[start of Listed records]

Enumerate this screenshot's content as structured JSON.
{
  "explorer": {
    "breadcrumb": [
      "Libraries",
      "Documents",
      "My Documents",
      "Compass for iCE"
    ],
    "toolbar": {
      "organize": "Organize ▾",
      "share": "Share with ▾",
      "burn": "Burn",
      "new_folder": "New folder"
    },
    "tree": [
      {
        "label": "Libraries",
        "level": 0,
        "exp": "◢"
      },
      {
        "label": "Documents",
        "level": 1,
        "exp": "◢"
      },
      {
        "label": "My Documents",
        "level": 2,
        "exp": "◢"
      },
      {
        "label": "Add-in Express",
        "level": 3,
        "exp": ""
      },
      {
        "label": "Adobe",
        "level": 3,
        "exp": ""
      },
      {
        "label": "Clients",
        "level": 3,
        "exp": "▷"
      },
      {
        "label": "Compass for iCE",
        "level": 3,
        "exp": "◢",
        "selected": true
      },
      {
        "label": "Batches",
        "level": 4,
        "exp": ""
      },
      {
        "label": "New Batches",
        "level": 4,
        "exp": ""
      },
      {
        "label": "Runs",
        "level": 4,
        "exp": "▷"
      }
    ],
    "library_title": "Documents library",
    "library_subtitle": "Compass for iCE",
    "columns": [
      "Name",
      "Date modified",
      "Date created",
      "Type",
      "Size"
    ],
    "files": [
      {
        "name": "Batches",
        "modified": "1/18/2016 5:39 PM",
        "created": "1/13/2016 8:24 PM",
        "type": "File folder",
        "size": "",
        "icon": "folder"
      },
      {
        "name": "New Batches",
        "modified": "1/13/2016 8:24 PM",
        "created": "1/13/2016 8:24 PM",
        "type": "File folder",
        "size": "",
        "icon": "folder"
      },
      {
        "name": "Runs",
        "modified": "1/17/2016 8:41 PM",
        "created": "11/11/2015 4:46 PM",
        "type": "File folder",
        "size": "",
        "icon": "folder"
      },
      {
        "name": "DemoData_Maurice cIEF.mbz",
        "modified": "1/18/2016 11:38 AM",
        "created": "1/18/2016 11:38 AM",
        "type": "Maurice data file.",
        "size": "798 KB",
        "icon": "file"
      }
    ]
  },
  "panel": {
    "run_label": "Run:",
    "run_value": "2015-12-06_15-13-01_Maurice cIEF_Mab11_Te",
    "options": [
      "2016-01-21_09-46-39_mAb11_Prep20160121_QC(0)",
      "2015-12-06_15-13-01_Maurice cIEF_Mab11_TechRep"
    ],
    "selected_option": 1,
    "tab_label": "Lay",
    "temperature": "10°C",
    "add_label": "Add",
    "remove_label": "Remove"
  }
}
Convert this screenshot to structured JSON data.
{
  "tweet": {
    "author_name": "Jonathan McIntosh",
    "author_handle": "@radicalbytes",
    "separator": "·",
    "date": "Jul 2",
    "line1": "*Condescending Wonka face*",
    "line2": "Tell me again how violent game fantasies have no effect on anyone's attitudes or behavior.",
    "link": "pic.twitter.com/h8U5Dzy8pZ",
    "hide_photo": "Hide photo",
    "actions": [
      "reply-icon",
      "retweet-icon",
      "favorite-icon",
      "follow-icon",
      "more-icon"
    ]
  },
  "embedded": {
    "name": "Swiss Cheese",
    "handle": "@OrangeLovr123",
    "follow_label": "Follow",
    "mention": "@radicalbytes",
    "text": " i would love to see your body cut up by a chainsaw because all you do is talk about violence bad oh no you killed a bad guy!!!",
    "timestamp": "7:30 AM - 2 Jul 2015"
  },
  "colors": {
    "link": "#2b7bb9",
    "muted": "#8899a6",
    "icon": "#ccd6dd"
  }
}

[end of Listed records]
[start of Listed records]

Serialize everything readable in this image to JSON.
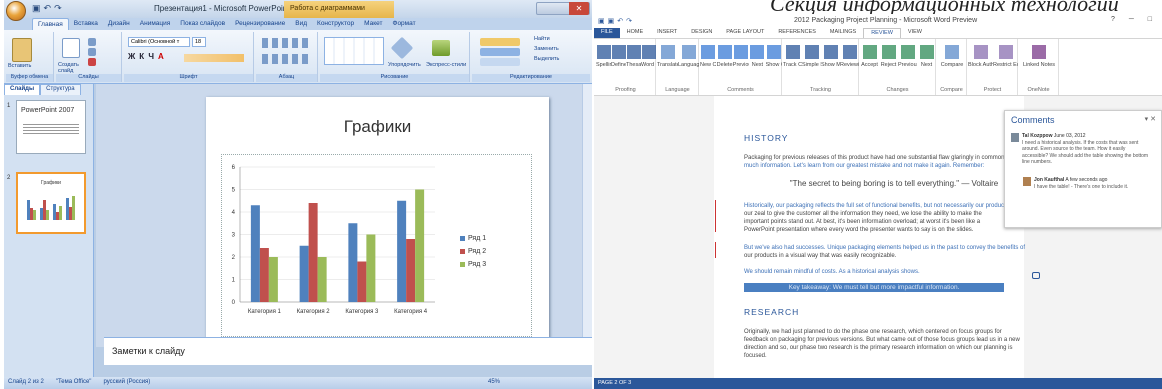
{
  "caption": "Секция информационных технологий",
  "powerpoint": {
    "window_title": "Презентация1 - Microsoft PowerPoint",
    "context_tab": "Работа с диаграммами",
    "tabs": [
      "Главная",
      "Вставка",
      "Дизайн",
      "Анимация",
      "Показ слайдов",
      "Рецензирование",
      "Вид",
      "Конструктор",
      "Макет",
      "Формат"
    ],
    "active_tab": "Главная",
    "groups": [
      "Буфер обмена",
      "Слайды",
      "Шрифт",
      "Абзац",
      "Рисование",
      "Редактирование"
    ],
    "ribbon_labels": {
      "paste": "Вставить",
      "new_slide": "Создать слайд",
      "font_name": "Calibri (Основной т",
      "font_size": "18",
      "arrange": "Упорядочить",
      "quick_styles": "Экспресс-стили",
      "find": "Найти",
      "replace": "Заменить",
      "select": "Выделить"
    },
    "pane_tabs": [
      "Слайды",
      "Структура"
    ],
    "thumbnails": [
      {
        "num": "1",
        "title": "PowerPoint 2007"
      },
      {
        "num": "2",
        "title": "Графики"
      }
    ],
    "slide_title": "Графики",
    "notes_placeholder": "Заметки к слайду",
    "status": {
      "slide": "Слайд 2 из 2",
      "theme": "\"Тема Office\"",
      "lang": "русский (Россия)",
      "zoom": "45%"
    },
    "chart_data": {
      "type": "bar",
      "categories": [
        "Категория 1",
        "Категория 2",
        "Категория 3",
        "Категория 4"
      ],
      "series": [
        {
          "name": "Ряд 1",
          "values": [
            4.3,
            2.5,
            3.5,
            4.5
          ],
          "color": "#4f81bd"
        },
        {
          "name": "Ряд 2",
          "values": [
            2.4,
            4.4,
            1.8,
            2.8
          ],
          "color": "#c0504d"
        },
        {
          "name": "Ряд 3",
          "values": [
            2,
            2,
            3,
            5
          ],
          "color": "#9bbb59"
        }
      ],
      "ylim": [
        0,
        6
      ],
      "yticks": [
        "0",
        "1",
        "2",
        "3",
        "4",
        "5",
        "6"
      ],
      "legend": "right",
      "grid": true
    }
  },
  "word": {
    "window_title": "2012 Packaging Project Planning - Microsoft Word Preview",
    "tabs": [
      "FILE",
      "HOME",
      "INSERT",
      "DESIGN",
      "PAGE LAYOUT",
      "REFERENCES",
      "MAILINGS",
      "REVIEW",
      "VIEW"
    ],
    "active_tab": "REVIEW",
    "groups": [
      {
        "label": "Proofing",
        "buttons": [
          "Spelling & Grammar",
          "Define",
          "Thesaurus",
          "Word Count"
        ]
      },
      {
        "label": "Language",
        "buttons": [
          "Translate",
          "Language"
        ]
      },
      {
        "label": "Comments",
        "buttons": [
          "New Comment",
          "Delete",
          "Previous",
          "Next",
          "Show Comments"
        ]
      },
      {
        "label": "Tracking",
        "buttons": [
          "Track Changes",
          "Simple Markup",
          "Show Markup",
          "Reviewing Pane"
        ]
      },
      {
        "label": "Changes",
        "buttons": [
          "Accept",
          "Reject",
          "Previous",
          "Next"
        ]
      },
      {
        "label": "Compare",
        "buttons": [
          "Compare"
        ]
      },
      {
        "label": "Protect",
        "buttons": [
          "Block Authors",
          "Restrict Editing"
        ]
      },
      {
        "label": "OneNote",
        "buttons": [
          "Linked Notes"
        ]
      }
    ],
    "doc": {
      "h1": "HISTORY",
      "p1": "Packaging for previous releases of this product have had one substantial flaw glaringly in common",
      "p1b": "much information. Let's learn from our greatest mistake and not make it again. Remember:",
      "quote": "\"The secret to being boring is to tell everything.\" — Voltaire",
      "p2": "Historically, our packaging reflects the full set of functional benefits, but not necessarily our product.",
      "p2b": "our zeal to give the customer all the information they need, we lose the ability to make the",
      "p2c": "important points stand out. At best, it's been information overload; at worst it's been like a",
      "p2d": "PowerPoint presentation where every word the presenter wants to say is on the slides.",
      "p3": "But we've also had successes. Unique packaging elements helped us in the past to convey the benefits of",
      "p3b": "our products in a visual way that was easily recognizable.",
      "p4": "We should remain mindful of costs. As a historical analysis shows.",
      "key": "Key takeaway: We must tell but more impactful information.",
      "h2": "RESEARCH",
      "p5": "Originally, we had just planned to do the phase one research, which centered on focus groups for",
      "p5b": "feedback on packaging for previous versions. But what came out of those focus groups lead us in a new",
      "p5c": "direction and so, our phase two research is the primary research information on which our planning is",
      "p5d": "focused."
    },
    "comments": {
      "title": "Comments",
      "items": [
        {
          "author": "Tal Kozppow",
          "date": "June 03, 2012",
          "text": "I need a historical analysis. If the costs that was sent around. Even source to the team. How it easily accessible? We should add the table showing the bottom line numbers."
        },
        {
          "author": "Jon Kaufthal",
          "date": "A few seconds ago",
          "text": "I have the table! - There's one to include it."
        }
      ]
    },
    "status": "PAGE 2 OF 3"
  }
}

[end of Listed records]

#### [Objective]
Check each line above for the word "more" and say how many have it, with nothing else.

#### [Expected output]
2